Directions for this task: Gather every line below where "позднее" appears.

··· Records for this task ···

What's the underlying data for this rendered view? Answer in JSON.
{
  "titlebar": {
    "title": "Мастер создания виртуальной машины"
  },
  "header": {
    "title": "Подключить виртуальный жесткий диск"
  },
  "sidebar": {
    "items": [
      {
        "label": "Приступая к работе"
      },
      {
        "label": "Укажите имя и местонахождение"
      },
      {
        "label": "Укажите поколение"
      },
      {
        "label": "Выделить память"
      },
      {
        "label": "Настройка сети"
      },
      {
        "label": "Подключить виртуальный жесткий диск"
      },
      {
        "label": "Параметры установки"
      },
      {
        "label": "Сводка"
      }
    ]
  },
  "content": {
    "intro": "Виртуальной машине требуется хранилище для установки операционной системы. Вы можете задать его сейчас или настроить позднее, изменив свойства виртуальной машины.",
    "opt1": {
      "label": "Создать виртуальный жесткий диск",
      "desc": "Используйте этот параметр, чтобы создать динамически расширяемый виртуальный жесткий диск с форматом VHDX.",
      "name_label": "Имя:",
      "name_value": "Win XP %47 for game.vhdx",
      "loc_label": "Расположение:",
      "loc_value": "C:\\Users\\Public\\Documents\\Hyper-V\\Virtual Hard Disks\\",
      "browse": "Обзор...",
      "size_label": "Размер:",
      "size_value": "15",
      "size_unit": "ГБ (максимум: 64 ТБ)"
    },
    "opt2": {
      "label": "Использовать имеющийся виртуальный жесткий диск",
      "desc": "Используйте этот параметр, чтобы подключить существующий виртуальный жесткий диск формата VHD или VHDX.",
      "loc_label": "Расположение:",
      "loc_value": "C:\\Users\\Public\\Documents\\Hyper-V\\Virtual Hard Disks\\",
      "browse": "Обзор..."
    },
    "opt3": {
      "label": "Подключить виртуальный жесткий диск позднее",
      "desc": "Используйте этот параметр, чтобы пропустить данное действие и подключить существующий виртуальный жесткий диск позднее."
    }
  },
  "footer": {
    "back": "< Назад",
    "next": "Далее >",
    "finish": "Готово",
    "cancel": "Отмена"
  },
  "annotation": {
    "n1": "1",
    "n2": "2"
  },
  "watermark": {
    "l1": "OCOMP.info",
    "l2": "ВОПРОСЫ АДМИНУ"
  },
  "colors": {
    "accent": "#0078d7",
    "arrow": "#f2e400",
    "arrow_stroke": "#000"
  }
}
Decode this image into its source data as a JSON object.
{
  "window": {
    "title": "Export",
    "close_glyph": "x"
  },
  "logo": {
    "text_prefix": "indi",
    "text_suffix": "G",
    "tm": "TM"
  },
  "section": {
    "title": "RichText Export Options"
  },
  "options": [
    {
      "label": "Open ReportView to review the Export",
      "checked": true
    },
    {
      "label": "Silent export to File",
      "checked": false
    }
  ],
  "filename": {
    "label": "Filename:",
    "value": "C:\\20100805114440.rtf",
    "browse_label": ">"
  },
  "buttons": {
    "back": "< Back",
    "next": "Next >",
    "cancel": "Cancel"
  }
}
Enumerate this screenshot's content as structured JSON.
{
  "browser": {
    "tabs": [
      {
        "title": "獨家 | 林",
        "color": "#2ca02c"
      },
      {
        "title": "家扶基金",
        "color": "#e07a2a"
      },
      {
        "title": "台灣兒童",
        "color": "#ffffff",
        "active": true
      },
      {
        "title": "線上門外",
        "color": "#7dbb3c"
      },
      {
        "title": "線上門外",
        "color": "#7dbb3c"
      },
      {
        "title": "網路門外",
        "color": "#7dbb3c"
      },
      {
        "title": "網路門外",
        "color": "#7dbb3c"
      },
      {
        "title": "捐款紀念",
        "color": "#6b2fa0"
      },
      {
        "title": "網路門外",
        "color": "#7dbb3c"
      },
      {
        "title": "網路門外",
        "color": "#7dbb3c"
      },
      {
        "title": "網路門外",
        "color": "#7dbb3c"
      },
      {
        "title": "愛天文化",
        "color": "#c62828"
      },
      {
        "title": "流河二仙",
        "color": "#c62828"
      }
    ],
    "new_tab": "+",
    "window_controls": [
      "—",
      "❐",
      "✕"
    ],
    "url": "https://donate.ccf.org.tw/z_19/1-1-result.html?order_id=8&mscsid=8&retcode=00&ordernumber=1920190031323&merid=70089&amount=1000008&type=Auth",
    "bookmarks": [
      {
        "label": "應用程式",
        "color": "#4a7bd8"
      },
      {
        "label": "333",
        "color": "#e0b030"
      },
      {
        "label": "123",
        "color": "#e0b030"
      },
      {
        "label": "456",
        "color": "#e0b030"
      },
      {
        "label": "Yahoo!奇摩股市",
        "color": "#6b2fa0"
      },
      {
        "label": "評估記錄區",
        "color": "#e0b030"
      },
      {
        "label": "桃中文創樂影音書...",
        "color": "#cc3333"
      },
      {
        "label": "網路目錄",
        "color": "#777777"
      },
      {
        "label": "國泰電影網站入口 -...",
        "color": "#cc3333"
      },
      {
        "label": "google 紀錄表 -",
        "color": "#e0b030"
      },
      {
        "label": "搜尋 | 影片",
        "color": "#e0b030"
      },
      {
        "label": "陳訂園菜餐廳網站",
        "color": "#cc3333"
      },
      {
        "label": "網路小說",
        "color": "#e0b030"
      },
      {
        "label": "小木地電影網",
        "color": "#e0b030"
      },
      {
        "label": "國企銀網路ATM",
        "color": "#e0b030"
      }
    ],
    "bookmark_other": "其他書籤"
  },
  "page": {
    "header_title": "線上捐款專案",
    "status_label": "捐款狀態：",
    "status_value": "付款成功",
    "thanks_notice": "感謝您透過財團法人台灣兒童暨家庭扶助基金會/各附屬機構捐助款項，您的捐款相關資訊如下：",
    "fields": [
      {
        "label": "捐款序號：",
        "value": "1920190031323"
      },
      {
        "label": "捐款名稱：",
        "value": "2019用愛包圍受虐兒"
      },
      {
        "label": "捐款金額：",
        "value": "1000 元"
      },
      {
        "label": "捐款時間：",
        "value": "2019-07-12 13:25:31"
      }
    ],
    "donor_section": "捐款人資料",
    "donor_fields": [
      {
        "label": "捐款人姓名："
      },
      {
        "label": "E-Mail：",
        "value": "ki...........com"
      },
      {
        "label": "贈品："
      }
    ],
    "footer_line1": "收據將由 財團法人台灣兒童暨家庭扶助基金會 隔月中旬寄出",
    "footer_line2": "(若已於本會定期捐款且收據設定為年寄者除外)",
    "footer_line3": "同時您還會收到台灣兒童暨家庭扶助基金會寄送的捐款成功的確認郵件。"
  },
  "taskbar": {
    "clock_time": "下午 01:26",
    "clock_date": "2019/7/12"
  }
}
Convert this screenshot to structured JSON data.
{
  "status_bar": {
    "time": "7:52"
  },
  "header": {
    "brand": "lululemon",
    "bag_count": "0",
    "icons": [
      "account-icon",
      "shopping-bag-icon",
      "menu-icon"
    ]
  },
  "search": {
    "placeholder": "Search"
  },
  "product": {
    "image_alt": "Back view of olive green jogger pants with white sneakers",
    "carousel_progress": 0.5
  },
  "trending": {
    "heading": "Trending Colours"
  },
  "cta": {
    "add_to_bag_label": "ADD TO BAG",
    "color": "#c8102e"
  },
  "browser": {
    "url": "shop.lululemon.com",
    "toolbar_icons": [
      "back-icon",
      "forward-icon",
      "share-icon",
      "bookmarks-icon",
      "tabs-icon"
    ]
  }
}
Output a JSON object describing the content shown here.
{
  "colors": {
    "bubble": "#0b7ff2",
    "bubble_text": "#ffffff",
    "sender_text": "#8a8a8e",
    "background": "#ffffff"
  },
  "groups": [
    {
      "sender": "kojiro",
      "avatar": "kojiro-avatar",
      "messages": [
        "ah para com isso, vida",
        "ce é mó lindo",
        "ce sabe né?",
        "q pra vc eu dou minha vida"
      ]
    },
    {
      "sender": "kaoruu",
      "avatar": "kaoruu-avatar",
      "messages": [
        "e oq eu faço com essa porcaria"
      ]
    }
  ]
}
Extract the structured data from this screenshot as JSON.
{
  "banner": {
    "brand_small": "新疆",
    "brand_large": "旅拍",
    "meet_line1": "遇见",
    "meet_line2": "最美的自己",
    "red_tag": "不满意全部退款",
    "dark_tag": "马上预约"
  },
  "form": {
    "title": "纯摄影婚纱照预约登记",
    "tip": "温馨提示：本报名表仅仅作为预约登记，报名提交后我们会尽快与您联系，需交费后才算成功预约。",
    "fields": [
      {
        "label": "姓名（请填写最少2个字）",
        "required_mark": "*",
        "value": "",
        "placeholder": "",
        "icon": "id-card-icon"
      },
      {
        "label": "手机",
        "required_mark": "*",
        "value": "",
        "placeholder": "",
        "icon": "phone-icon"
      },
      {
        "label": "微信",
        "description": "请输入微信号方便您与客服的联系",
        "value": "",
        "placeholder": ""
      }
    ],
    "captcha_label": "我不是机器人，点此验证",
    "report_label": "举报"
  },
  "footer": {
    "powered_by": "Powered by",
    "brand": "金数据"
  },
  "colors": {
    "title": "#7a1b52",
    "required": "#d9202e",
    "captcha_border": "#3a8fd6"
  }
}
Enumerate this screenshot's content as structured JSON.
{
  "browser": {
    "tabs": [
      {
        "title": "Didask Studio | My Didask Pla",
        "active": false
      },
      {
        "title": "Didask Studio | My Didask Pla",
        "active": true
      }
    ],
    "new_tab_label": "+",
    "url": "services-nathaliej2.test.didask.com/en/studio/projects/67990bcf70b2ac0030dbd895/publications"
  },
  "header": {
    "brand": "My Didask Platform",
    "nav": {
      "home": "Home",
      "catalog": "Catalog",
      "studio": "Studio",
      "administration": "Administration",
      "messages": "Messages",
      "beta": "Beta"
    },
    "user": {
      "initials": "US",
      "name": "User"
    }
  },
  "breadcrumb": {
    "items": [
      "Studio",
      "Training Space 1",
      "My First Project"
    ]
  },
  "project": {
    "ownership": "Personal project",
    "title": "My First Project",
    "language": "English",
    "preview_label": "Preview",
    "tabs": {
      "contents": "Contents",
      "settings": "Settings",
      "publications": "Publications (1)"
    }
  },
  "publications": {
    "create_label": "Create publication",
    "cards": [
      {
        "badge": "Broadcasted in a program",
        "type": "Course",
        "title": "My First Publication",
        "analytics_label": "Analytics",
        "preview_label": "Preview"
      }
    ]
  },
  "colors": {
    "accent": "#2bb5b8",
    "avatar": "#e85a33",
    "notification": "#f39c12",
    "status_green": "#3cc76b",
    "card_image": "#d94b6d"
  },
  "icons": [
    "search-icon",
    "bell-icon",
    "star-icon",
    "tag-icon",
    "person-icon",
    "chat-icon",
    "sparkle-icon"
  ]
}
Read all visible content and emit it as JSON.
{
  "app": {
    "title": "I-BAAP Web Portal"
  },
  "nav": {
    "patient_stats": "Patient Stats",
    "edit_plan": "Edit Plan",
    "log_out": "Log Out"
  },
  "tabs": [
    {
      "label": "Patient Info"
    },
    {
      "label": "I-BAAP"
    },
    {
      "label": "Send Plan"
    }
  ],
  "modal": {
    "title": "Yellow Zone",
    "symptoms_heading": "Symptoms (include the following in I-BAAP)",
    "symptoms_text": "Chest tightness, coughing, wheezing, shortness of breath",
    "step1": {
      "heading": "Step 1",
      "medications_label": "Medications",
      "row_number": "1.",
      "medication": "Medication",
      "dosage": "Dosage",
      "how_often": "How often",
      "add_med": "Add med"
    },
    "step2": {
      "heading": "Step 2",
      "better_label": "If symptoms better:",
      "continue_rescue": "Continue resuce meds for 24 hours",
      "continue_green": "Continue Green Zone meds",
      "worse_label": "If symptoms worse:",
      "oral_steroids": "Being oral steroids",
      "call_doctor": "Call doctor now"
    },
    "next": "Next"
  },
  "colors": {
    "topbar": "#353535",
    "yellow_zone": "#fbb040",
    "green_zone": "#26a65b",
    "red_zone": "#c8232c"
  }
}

···

Task result:
    "intro": "Виртуальной машине требуется хранилище для установки операционной системы. Вы можете задать его сейчас или настроить позднее, изменив свойства виртуальной машины.",
      "label": "Подключить виртуальный жесткий диск позднее",
      "desc": "Используйте этот параметр, чтобы пропустить данное действие и подключить существующий виртуальный жесткий диск позднее."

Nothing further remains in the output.